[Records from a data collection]

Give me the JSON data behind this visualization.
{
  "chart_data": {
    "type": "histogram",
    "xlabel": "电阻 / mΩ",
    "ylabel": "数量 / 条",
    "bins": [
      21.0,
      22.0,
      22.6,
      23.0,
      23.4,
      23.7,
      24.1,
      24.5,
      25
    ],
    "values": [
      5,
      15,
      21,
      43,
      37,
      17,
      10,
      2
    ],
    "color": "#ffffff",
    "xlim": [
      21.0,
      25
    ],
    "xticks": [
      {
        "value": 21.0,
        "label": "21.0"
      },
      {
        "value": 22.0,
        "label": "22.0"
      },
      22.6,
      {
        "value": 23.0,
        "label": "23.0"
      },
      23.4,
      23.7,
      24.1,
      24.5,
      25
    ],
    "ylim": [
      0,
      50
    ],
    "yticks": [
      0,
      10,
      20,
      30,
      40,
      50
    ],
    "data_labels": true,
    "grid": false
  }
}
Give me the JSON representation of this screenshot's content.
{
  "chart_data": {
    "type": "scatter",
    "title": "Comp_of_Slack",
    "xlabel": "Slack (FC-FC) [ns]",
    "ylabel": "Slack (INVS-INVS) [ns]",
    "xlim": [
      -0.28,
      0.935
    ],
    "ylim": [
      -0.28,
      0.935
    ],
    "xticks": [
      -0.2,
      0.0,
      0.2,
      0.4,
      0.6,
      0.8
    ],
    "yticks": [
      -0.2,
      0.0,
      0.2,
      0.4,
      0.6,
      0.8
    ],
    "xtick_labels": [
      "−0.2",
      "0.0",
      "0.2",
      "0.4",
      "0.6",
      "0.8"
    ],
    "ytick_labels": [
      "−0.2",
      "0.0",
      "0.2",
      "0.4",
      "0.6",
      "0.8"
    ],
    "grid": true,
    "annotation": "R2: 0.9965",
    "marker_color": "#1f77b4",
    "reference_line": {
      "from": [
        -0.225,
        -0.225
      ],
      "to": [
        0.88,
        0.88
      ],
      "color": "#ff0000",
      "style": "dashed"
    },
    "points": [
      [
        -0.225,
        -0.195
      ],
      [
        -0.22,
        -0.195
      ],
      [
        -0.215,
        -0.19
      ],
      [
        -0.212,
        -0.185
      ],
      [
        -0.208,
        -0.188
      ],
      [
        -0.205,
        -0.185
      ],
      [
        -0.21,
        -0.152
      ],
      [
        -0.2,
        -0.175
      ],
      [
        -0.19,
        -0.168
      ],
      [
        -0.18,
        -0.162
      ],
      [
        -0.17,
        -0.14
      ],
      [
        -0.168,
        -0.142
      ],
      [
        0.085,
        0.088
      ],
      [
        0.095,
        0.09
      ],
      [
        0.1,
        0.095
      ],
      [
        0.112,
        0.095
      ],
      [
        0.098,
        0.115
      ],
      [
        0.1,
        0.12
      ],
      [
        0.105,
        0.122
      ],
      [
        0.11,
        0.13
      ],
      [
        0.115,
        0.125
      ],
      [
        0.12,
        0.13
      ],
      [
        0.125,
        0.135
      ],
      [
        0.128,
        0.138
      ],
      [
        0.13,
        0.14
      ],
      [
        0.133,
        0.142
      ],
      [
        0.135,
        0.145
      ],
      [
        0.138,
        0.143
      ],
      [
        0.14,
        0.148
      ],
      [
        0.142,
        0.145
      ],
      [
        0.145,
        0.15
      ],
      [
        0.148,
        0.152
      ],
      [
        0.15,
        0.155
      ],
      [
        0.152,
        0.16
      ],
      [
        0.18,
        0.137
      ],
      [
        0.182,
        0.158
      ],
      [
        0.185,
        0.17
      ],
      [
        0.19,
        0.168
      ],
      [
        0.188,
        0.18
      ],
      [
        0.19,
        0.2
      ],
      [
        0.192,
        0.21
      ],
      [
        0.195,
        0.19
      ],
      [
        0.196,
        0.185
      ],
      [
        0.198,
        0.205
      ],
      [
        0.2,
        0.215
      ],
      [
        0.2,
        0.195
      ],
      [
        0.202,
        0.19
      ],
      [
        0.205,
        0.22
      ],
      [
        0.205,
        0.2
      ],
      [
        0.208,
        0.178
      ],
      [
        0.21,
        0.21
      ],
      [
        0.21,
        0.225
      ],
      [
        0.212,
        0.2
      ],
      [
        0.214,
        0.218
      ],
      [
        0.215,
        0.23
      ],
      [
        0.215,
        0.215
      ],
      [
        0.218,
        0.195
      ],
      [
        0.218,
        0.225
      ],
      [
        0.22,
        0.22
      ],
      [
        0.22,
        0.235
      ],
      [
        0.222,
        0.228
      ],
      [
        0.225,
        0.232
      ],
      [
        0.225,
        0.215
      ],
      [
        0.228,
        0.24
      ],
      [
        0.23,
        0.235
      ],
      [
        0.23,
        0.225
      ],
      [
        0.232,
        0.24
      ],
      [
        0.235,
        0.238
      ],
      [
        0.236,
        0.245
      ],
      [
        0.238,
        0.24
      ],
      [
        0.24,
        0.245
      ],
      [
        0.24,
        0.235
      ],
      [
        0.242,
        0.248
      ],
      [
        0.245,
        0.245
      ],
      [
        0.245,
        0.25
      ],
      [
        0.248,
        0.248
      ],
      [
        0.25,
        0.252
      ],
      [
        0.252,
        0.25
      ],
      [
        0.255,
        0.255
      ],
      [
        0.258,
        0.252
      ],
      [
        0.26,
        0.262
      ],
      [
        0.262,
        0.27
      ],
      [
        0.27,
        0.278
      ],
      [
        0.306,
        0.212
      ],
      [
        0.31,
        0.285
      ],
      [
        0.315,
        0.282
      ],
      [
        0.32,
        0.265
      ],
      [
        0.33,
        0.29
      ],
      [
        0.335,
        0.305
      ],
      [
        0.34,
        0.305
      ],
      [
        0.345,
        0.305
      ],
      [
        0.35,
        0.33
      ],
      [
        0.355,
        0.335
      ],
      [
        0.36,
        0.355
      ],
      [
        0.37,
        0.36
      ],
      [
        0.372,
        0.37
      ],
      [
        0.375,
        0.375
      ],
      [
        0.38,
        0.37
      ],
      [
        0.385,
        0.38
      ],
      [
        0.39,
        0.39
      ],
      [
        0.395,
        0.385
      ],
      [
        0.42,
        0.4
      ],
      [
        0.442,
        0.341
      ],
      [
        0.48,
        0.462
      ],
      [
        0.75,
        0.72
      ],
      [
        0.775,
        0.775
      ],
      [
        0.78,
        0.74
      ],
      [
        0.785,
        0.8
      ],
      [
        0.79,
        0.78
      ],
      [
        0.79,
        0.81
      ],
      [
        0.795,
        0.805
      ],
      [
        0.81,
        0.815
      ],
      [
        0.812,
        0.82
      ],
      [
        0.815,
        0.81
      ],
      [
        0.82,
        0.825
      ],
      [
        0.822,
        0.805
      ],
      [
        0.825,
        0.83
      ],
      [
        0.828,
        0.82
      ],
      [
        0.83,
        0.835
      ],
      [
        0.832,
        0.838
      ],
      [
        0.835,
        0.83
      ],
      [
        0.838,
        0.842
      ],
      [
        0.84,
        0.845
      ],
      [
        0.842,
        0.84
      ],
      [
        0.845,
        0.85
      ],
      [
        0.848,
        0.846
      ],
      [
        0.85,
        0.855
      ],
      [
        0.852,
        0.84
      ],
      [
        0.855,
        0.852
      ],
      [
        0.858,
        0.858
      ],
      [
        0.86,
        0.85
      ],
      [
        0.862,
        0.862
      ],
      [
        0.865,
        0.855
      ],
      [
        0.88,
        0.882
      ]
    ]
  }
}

● **Stated exercise**: Count every line bearing the word "ylabel"; report the total only.

● **Exercise answer**: 2